Direction:
Look below. Copy each line that has "blank" in it.

Data entries:
------------------------------------
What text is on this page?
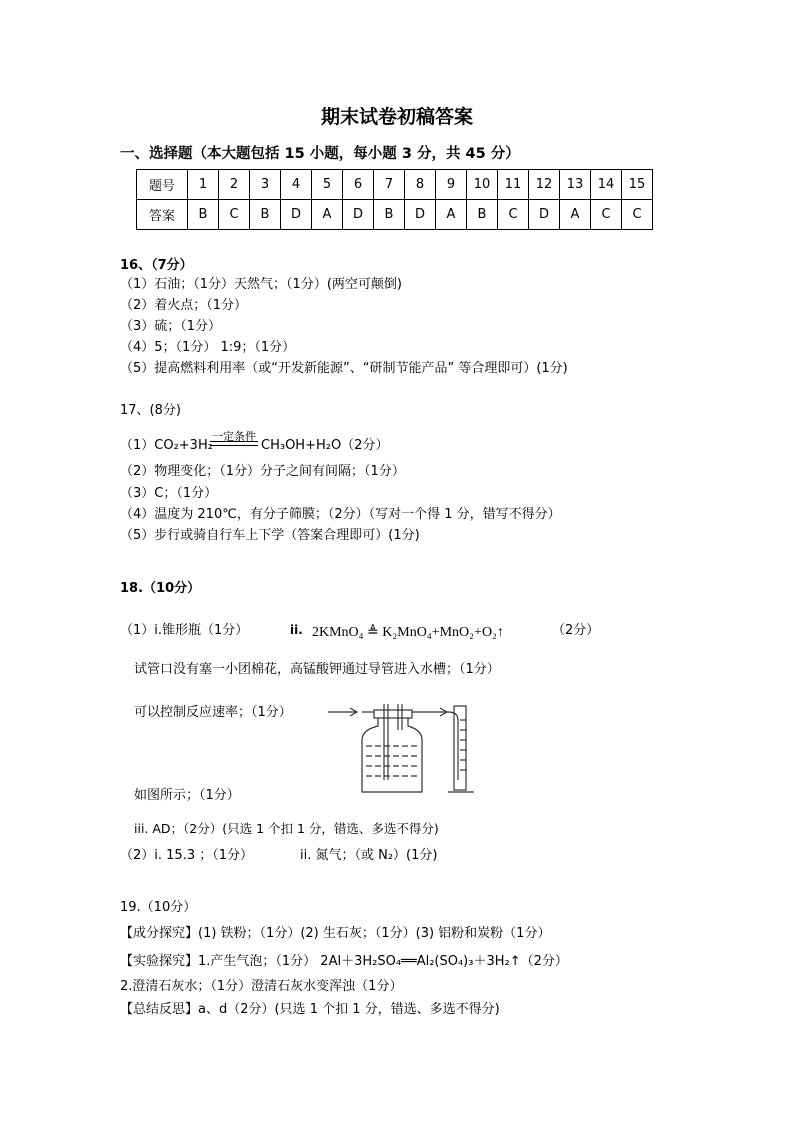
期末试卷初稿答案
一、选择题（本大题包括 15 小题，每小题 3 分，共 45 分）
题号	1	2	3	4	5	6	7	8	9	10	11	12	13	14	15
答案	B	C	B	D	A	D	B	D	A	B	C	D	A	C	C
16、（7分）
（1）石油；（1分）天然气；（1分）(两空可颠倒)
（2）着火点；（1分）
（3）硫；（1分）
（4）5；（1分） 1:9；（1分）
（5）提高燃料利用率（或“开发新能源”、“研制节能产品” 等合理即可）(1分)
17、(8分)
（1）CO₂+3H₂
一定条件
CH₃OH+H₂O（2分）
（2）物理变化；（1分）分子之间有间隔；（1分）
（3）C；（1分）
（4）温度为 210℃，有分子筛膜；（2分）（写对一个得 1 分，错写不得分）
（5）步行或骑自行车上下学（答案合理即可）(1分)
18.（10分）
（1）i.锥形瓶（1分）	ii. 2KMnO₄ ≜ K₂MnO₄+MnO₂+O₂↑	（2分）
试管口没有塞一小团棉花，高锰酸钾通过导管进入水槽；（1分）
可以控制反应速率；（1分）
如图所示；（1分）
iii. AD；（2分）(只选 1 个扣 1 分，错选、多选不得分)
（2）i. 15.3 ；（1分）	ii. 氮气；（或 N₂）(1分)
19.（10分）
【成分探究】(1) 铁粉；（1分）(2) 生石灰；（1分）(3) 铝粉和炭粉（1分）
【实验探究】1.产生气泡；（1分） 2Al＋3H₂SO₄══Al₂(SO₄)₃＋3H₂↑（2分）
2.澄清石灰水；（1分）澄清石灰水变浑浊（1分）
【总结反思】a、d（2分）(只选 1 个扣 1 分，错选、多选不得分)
------------------------------------
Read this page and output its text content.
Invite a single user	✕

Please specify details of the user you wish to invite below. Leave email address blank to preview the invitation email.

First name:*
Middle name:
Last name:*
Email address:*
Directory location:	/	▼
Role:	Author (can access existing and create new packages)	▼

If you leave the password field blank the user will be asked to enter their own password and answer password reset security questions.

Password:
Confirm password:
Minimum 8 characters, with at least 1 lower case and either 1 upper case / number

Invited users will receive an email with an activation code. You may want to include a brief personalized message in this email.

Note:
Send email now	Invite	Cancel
------------------------------------
Answer in full:
Please specify details of the user you wish to invite below. Leave email address blank to preview the invitation email.
If you leave the password field blank the user will be asked to enter their own password and answer password reset security questions.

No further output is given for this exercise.